Rui Tao's Portfolio

Understanding the Word Ladder Problem

Word ladder.png
Published on
/10 mins read/---

Understanding the Word Ladder Problem

The Word Ladder problem is a classic puzzle frequently posed in coding interviews. It requires transforming one word into another by altering a single character at each step and ensuring every intermediate word exists in a given dictionary (word list).

Problem Statement

You are given:

  1. A beginWord.
  2. An endWord.
  3. A list of valid words called wordList.

You need to find the shortest transformation sequence from beginWord to endWord, where each transformation:

  • Changes exactly one character in the current word.
  • Produces a new word that must exist in the wordList.

If no valid transformation sequence exists, you must return 0.

Formally:

  • A transformation sequence from beginWord to endWord is:
    beginWord -> s1 -> s2 -> ... -> sk  (where sk == endWord)
    
  • Each pair of adjacent words in this sequence differs by exactly one letter.

Source excerpt:

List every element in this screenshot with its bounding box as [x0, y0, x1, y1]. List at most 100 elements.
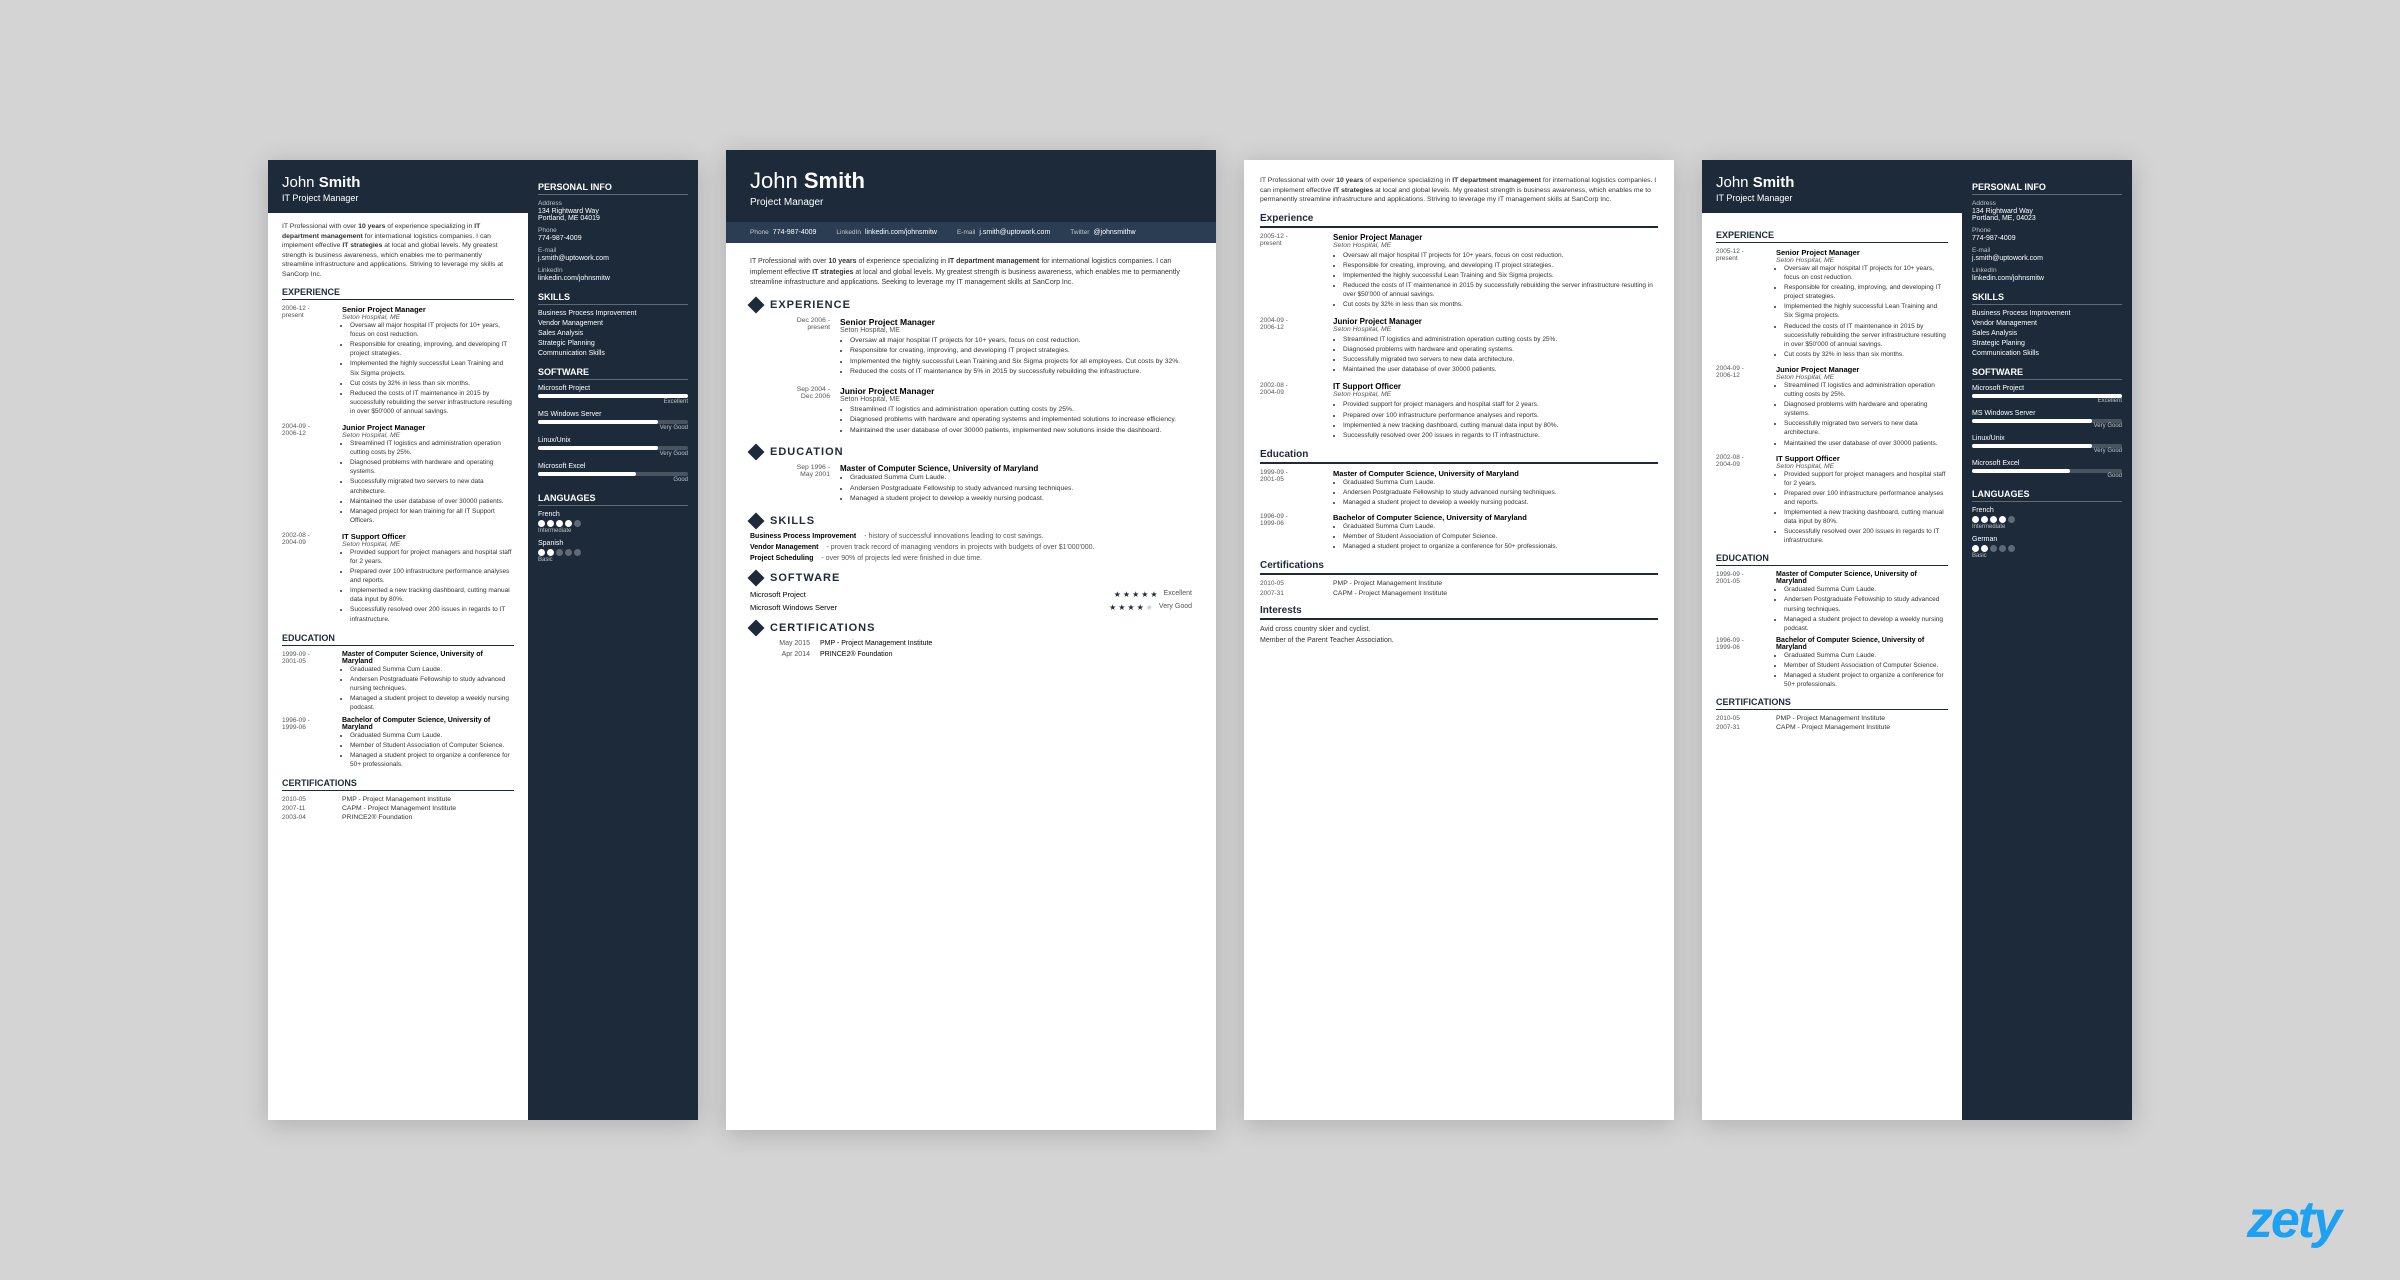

Stated exercise: Copy the passage from the word ladder page above, starting with "The Word Ladder problem is" and going on through "the current word.".

Completed exercise:
The Word Ladder problem is a classic puzzle frequently posed in coding interviews. It requires transforming one word into another by altering a single character at each step and ensuring every intermediate word exists in a given dictionary (word list).

Problem Statement

You are given:

  1. A beginWord.
  2. An endWord.
  3. A list of valid words called wordList.

You need to find the shortest transformation sequence from beginWord to endWord, where each transformation:

  • Changes exactly one character in the current word.